Written instruction:
Your task is to repeat all of the data exactly while excluding the pictures.

Data lines:
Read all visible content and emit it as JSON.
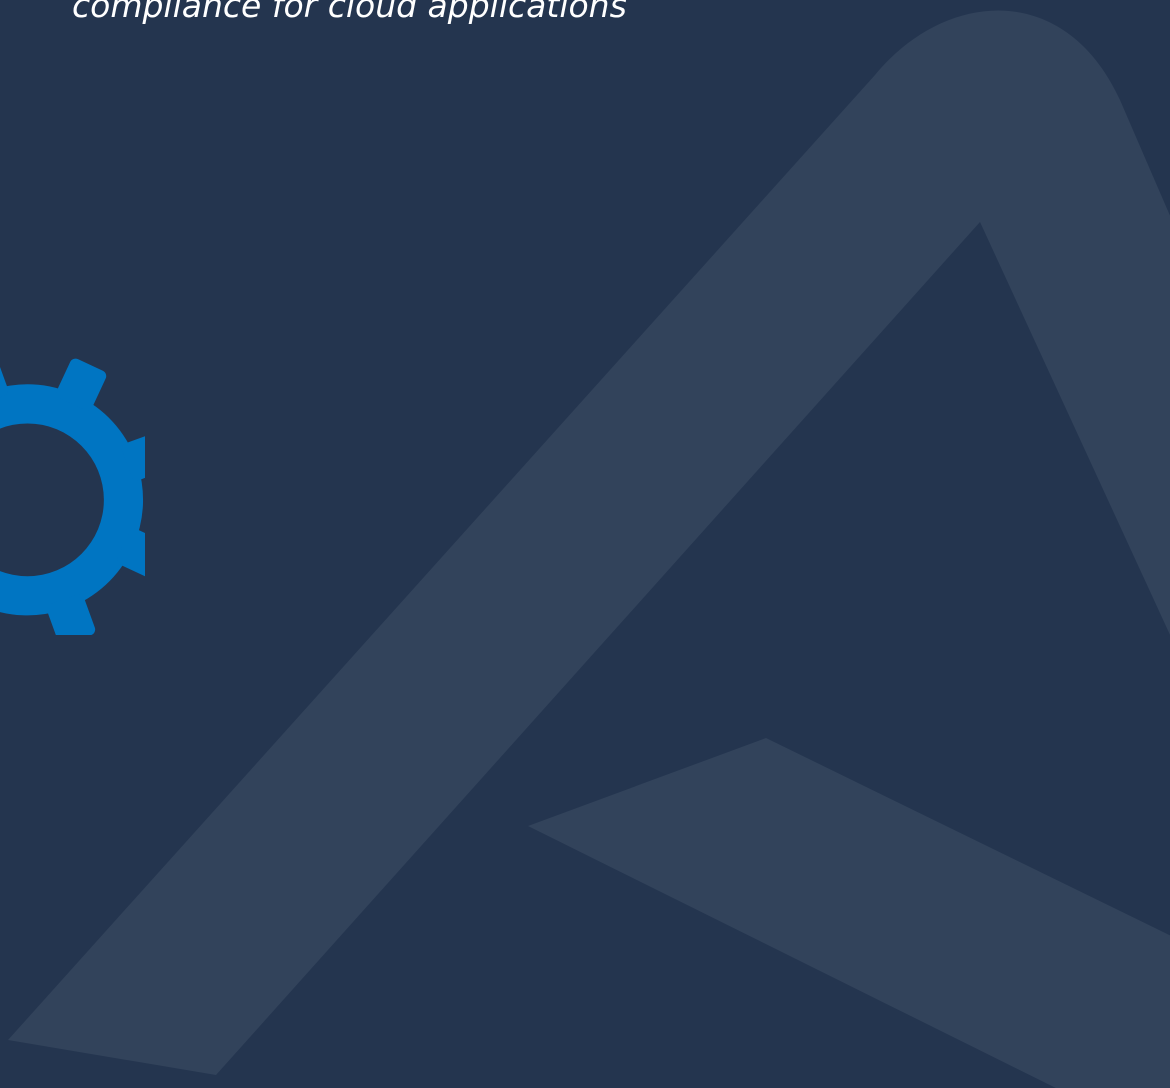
{
  "hero": {
    "tagline_fragment": "compliance for cloud applications"
  },
  "icons": {
    "gear": "gear-icon",
    "brand_mark": "brand-logo-mark"
  },
  "colors": {
    "background": "#24354f",
    "brand_mark": "#32435b",
    "accent": "#0075c2",
    "text": "#ffffff"
  }
}
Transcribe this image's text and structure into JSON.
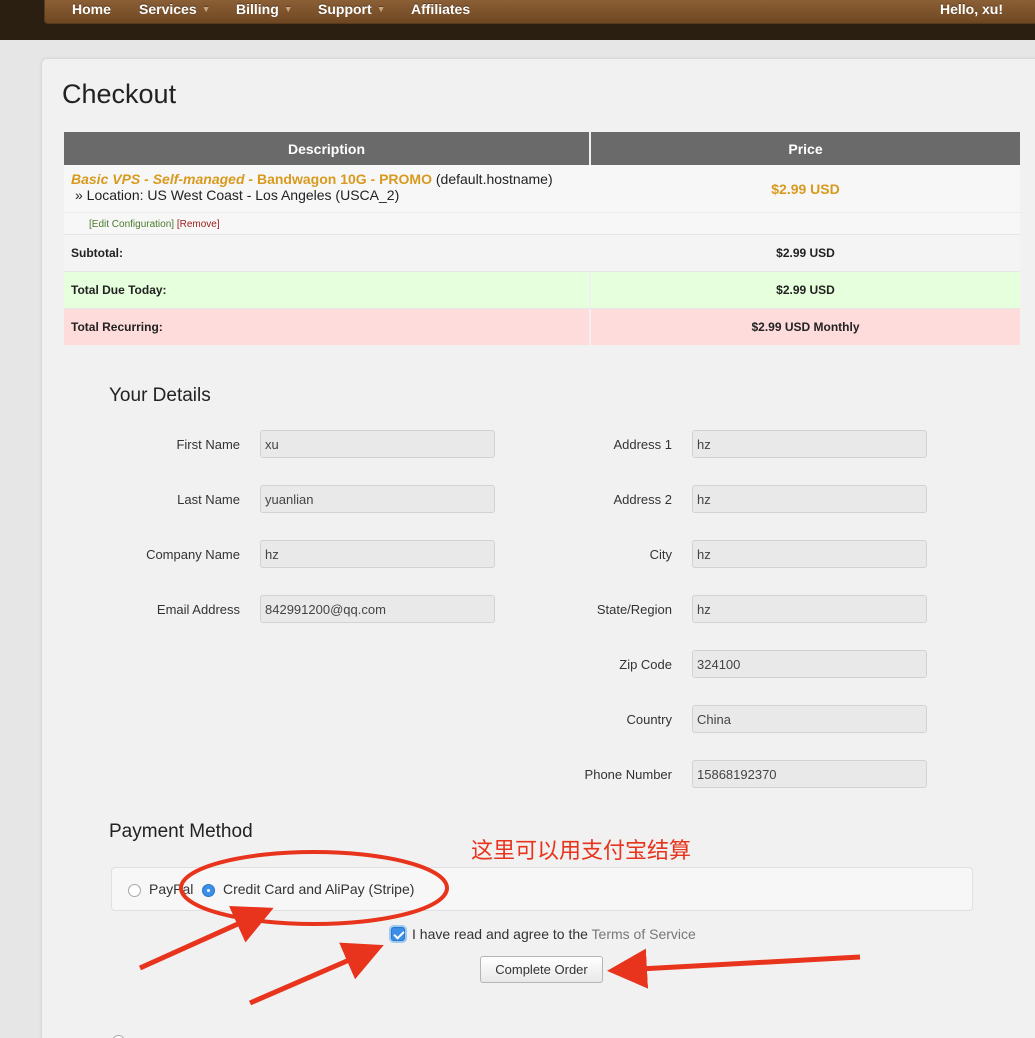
{
  "nav": {
    "home": "Home",
    "services": "Services",
    "billing": "Billing",
    "support": "Support",
    "affiliates": "Affiliates",
    "greeting": "Hello, xu!"
  },
  "page": {
    "title": "Checkout"
  },
  "cart": {
    "col_description": "Description",
    "col_price": "Price",
    "product_name": "Basic VPS - Self-managed",
    "product_group": "Bandwagon 10G - PROMO",
    "hostname": "(default.hostname)",
    "location": "» Location: US West Coast - Los Angeles (USCA_2)",
    "product_price": "$2.99 USD",
    "edit_link": "[Edit Configuration]",
    "remove_link": "[Remove]",
    "subtotal_label": "Subtotal:",
    "subtotal_value": "$2.99 USD",
    "due_today_label": "Total Due Today:",
    "due_today_value": "$2.99 USD",
    "recurring_label": "Total Recurring:",
    "recurring_value": "$2.99 USD Monthly"
  },
  "details": {
    "title": "Your Details",
    "first_name_label": "First Name",
    "first_name": "xu",
    "last_name_label": "Last Name",
    "last_name": "yuanlian",
    "company_label": "Company Name",
    "company": "hz",
    "email_label": "Email Address",
    "email": "842991200@qq.com",
    "address1_label": "Address 1",
    "address1": "hz",
    "address2_label": "Address 2",
    "address2": "hz",
    "city_label": "City",
    "city": "hz",
    "state_label": "State/Region",
    "state": "hz",
    "zip_label": "Zip Code",
    "zip": "324100",
    "country_label": "Country",
    "country": "China",
    "phone_label": "Phone Number",
    "phone": "15868192370"
  },
  "payment": {
    "title": "Payment Method",
    "paypal_label": "PayPal",
    "stripe_label": "Credit Card and AliPay (Stripe)",
    "selected": "stripe"
  },
  "tos": {
    "text": "I have read and agree to the ",
    "link": "Terms of Service",
    "checked": true
  },
  "submit": {
    "label": "Complete Order"
  },
  "annotation": {
    "text": "这里可以用支付宝结算",
    "color": "#e8341c"
  }
}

Correct result:
Read all visible content and emit it as JSON.
{
  "hero": {
    "tagline_fragment": "compliance for cloud applications"
  },
  "icons": {
    "gear": "gear-icon",
    "brand_mark": "brand-logo-mark"
  },
  "colors": {
    "background": "#24354f",
    "brand_mark": "#32435b",
    "accent": "#0075c2",
    "text": "#ffffff"
  }
}
Transcribe this image's text and structure into JSON.
{
  "nav": {
    "home": "Home",
    "services": "Services",
    "billing": "Billing",
    "support": "Support",
    "affiliates": "Affiliates",
    "greeting": "Hello, xu!"
  },
  "page": {
    "title": "Checkout"
  },
  "cart": {
    "col_description": "Description",
    "col_price": "Price",
    "product_name": "Basic VPS - Self-managed",
    "product_group": "Bandwagon 10G - PROMO",
    "hostname": "(default.hostname)",
    "location": "» Location: US West Coast - Los Angeles (USCA_2)",
    "product_price": "$2.99 USD",
    "edit_link": "[Edit Configuration]",
    "remove_link": "[Remove]",
    "subtotal_label": "Subtotal:",
    "subtotal_value": "$2.99 USD",
    "due_today_label": "Total Due Today:",
    "due_today_value": "$2.99 USD",
    "recurring_label": "Total Recurring:",
    "recurring_value": "$2.99 USD Monthly"
  },
  "details": {
    "title": "Your Details",
    "first_name_label": "First Name",
    "first_name": "xu",
    "last_name_label": "Last Name",
    "last_name": "yuanlian",
    "company_label": "Company Name",
    "company": "hz",
    "email_label": "Email Address",
    "email": "842991200@qq.com",
    "address1_label": "Address 1",
    "address1": "hz",
    "address2_label": "Address 2",
    "address2": "hz",
    "city_label": "City",
    "city": "hz",
    "state_label": "State/Region",
    "state": "hz",
    "zip_label": "Zip Code",
    "zip": "324100",
    "country_label": "Country",
    "country": "China",
    "phone_label": "Phone Number",
    "phone": "15868192370"
  },
  "payment": {
    "title": "Payment Method",
    "paypal_label": "PayPal",
    "stripe_label": "Credit Card and AliPay (Stripe)",
    "selected": "stripe"
  },
  "tos": {
    "text": "I have read and agree to the ",
    "link": "Terms of Service",
    "checked": true
  },
  "submit": {
    "label": "Complete Order"
  },
  "annotation": {
    "text": "这里可以用支付宝结算",
    "color": "#e8341c"
  }
}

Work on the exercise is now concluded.